• DATA EXCERPTS:
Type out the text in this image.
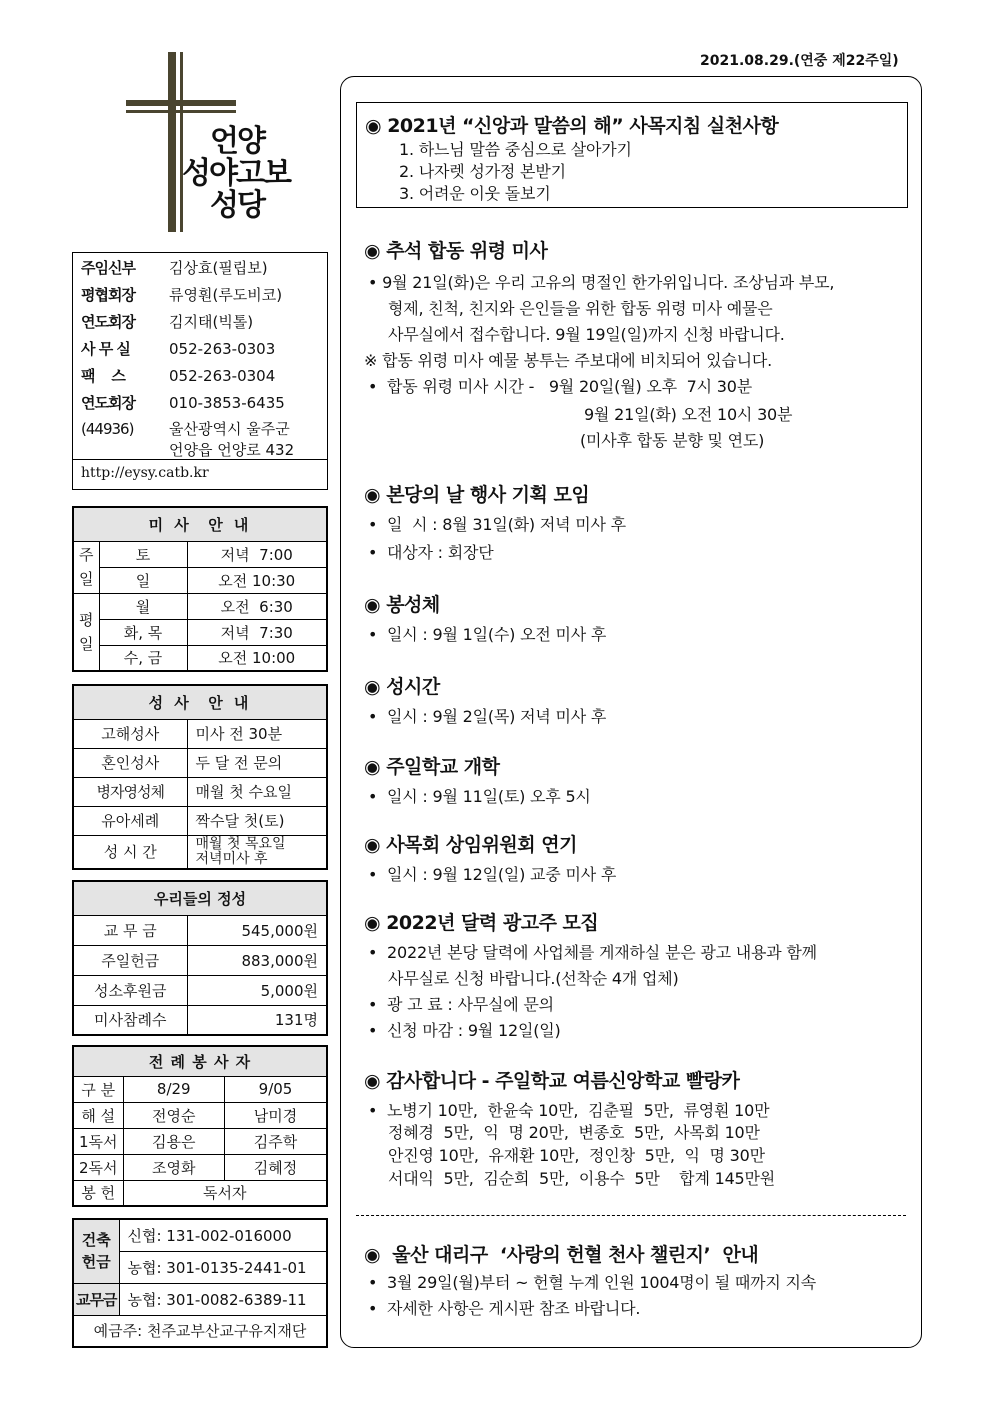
2021.08.29.(연중 제22주일)
언양
성야고보
성당
주임신부 김상효(필립보)
평협회장 류영훤(루도비코)
연도회장 김지태(빅톨)
사 무 실	052-263-0303
팩    스	052-263-0304
연도회장 010-3853-6435
(44936) 울산광역시 울주군
언양읍 언양로 432
http://eysy.catb.kr
미 사  안 내		
주일	토	저녁  7:00
	일	오전 10:30
평일	월	오전  6:30
	화, 목	저녁  7:30
	수, 금	오전 10:00
성 사  안 내	
고해성사	미사 전 30분
혼인성사	두 달 전 문의
병자영성체	매월 첫 수요일
유아세례	짝수달 첫(토)
성 시 간	매월 첫 목요일
저녁미사 후
우리들의 정성	
교 무 금	545,000원
주일헌금	883,000원
성소후원금	5,000원
미사참례수	131명
전 례 봉 사 자		
구 분	8/29	9/05
해 설	전영순	남미경
1독서	김용은	김주학
2독서	조영화	김혜정
봉 헌	독서자	
건축헌금	신협: 131-002-016000
	농협: 301-0135-2441-01
교무금	농협: 301-0082-6389-11
예금주: 천주교부산교구유지재단	
◉ 2021년 “신앙과 말씀의 해” 사목지침 실천사항
1. 하느님 말씀 중심으로 살아가기
2. 나자렛 성가정 본받기
3. 어려운 이웃 돌보기
◉ 추석 합동 위령 미사
• 9월 21일(화)은 우리 고유의 명절인 한가위입니다. 조상님과 부모,
형제, 친척, 친지와 은인들을 위한 합동 위령 미사 예물은
사무실에서 접수합니다. 9월 19일(일)까지 신청 바랍니다.
※ 합동 위령 미사 예물 봉투는 주보대에 비치되어 있습니다.
•  합동 위령 미사 시간 -   9월 20일(월) 오후  7시 30분
9월 21일(화) 오전 10시 30분
(미사후 합동 분향 및 연도)
◉ 본당의 날 행사 기획 모임
•  일  시 : 8월 31일(화) 저녁 미사 후
•  대상자 : 회장단
◉ 봉성체
•  일시 : 9월 1일(수) 오전 미사 후
◉ 성시간
•  일시 : 9월 2일(목) 저녁 미사 후
◉ 주일학교 개학
•  일시 : 9월 11일(토) 오후 5시
◉ 사목회 상임위원회 연기
•  일시 : 9월 12일(일) 교중 미사 후
◉ 2022년 달력 광고주 모집
•  2022년 본당 달력에 사업체를 게재하실 분은 광고 내용과 함께
사무실로 신청 바랍니다.(선착순 4개 업체)
•  광 고 료 : 사무실에 문의
•  신청 마감 : 9월 12일(일)
◉ 감사합니다 - 주일학교 여름신앙학교 빨랑카
•  노병기 10만,  한윤숙 10만,  김춘필  5만,  류영훤 10만
정혜경  5만,  익  명 20만,  변종호  5만,  사목회 10만
안진영 10만,  유재환 10만,  정인창  5만,  익  명 30만
서대익  5만,  김순희  5만,  이용수  5만    합계 145만원
◉  울산 대리구  ‘사랑의 헌혈 천사 챌린지’  안내
•  3월 29일(월)부터 ~ 헌혈 누계 인원 1004명이 될 때까지 지속
•  자세한 사항은 게시판 참조 바랍니다.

• PROBLEM TO SOLVE:
Exclude the pictures and repeat every other part of the records word for word.

• ANSWER FOR THE TASK:
Type out the text in this image.
2021.08.29.(연중 제22주일)
언양
성야고보
성당
주임신부 김상효(필립보)
평협회장 류영훤(루도비코)
연도회장 김지태(빅톨)
사 무 실	052-263-0303
팩    스	052-263-0304
연도회장 010-3853-6435
(44936) 울산광역시 울주군
언양읍 언양로 432
http://eysy.catb.kr
미 사  안 내		
주일	토	저녁  7:00
	일	오전 10:30
평일	월	오전  6:30
	화, 목	저녁  7:30
	수, 금	오전 10:00
성 사  안 내	
고해성사	미사 전 30분
혼인성사	두 달 전 문의
병자영성체	매월 첫 수요일
유아세례	짝수달 첫(토)
성 시 간	매월 첫 목요일
저녁미사 후
우리들의 정성	
교 무 금	545,000원
주일헌금	883,000원
성소후원금	5,000원
미사참례수	131명
전 례 봉 사 자		
구 분	8/29	9/05
해 설	전영순	남미경
1독서	김용은	김주학
2독서	조영화	김혜정
봉 헌	독서자	
건축헌금	신협: 131-002-016000
	농협: 301-0135-2441-01
교무금	농협: 301-0082-6389-11
예금주: 천주교부산교구유지재단	
◉ 2021년 “신앙과 말씀의 해” 사목지침 실천사항
1. 하느님 말씀 중심으로 살아가기
2. 나자렛 성가정 본받기
3. 어려운 이웃 돌보기
◉ 추석 합동 위령 미사
• 9월 21일(화)은 우리 고유의 명절인 한가위입니다. 조상님과 부모,
형제, 친척, 친지와 은인들을 위한 합동 위령 미사 예물은
사무실에서 접수합니다. 9월 19일(일)까지 신청 바랍니다.
※ 합동 위령 미사 예물 봉투는 주보대에 비치되어 있습니다.
•  합동 위령 미사 시간 -   9월 20일(월) 오후  7시 30분
9월 21일(화) 오전 10시 30분
(미사후 합동 분향 및 연도)
◉ 본당의 날 행사 기획 모임
•  일  시 : 8월 31일(화) 저녁 미사 후
•  대상자 : 회장단
◉ 봉성체
•  일시 : 9월 1일(수) 오전 미사 후
◉ 성시간
•  일시 : 9월 2일(목) 저녁 미사 후
◉ 주일학교 개학
•  일시 : 9월 11일(토) 오후 5시
◉ 사목회 상임위원회 연기
•  일시 : 9월 12일(일) 교중 미사 후
◉ 2022년 달력 광고주 모집
•  2022년 본당 달력에 사업체를 게재하실 분은 광고 내용과 함께
사무실로 신청 바랍니다.(선착순 4개 업체)
•  광 고 료 : 사무실에 문의
•  신청 마감 : 9월 12일(일)
◉ 감사합니다 - 주일학교 여름신앙학교 빨랑카
•  노병기 10만,  한윤숙 10만,  김춘필  5만,  류영훤 10만
정혜경  5만,  익  명 20만,  변종호  5만,  사목회 10만
안진영 10만,  유재환 10만,  정인창  5만,  익  명 30만
서대익  5만,  김순희  5만,  이용수  5만    합계 145만원
◉  울산 대리구  ‘사랑의 헌혈 천사 챌린지’  안내
•  3월 29일(월)부터 ~ 헌혈 누계 인원 1004명이 될 때까지 지속
•  자세한 사항은 게시판 참조 바랍니다.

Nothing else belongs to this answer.